## Start Record excerpts
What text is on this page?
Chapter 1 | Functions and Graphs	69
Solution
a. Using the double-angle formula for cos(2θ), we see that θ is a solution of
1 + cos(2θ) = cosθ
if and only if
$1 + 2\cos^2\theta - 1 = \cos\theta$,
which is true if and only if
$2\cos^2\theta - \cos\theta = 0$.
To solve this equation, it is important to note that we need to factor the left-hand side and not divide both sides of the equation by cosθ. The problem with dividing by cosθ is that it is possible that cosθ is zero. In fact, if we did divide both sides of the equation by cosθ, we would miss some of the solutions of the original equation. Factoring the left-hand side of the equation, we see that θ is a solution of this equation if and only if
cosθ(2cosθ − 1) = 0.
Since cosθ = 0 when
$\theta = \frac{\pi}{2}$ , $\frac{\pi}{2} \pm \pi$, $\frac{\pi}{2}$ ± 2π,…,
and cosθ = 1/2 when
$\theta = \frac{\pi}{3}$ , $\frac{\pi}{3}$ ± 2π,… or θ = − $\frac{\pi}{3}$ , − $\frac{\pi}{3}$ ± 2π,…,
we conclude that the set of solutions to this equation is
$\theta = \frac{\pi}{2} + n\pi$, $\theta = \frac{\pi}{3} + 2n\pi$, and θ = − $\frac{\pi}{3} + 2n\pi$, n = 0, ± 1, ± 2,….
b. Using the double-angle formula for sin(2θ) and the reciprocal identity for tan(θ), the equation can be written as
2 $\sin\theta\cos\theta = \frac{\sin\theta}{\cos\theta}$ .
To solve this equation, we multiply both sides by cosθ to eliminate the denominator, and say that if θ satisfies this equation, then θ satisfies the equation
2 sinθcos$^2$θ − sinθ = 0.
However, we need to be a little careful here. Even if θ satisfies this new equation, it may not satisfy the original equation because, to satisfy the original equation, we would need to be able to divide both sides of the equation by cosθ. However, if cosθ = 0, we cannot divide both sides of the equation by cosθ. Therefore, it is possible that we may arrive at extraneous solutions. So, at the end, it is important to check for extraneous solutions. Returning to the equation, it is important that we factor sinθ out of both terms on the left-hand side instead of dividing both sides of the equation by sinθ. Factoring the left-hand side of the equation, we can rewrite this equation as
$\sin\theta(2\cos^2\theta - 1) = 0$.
## End Record excerpts
◆ **Work to do**
Repeat the records above exactly, from the first line to the last.

◆ **Solution for this exercise**
What text is on this page?
Chapter 1 | Functions and Graphs	69
Solution
a. Using the double-angle formula for cos(2θ), we see that θ is a solution of
1 + cos(2θ) = cosθ
if and only if
$1 + 2\cos^2\theta - 1 = \cos\theta$,
which is true if and only if
$2\cos^2\theta - \cos\theta = 0$.
To solve this equation, it is important to note that we need to factor the left-hand side and not divide both sides of the equation by cosθ. The problem with dividing by cosθ is that it is possible that cosθ is zero. In fact, if we did divide both sides of the equation by cosθ, we would miss some of the solutions of the original equation. Factoring the left-hand side of the equation, we see that θ is a solution of this equation if and only if
cosθ(2cosθ − 1) = 0.
Since cosθ = 0 when
$\theta = \frac{\pi}{2}$ , $\frac{\pi}{2} \pm \pi$, $\frac{\pi}{2}$ ± 2π,…,
and cosθ = 1/2 when
$\theta = \frac{\pi}{3}$ , $\frac{\pi}{3}$ ± 2π,… or θ = − $\frac{\pi}{3}$ , − $\frac{\pi}{3}$ ± 2π,…,
we conclude that the set of solutions to this equation is
$\theta = \frac{\pi}{2} + n\pi$, $\theta = \frac{\pi}{3} + 2n\pi$, and θ = − $\frac{\pi}{3} + 2n\pi$, n = 0, ± 1, ± 2,….
b. Using the double-angle formula for sin(2θ) and the reciprocal identity for tan(θ), the equation can be written as
2 $\sin\theta\cos\theta = \frac{\sin\theta}{\cos\theta}$ .
To solve this equation, we multiply both sides by cosθ to eliminate the denominator, and say that if θ satisfies this equation, then θ satisfies the equation
2 sinθcos$^2$θ − sinθ = 0.
However, we need to be a little careful here. Even if θ satisfies this new equation, it may not satisfy the original equation because, to satisfy the original equation, we would need to be able to divide both sides of the equation by cosθ. However, if cosθ = 0, we cannot divide both sides of the equation by cosθ. Therefore, it is possible that we may arrive at extraneous solutions. So, at the end, it is important to check for extraneous solutions. Returning to the equation, it is important that we factor sinθ out of both terms on the left-hand side instead of dividing both sides of the equation by sinθ. Factoring the left-hand side of the equation, we can rewrite this equation as
$\sin\theta(2\cos^2\theta - 1) = 0$.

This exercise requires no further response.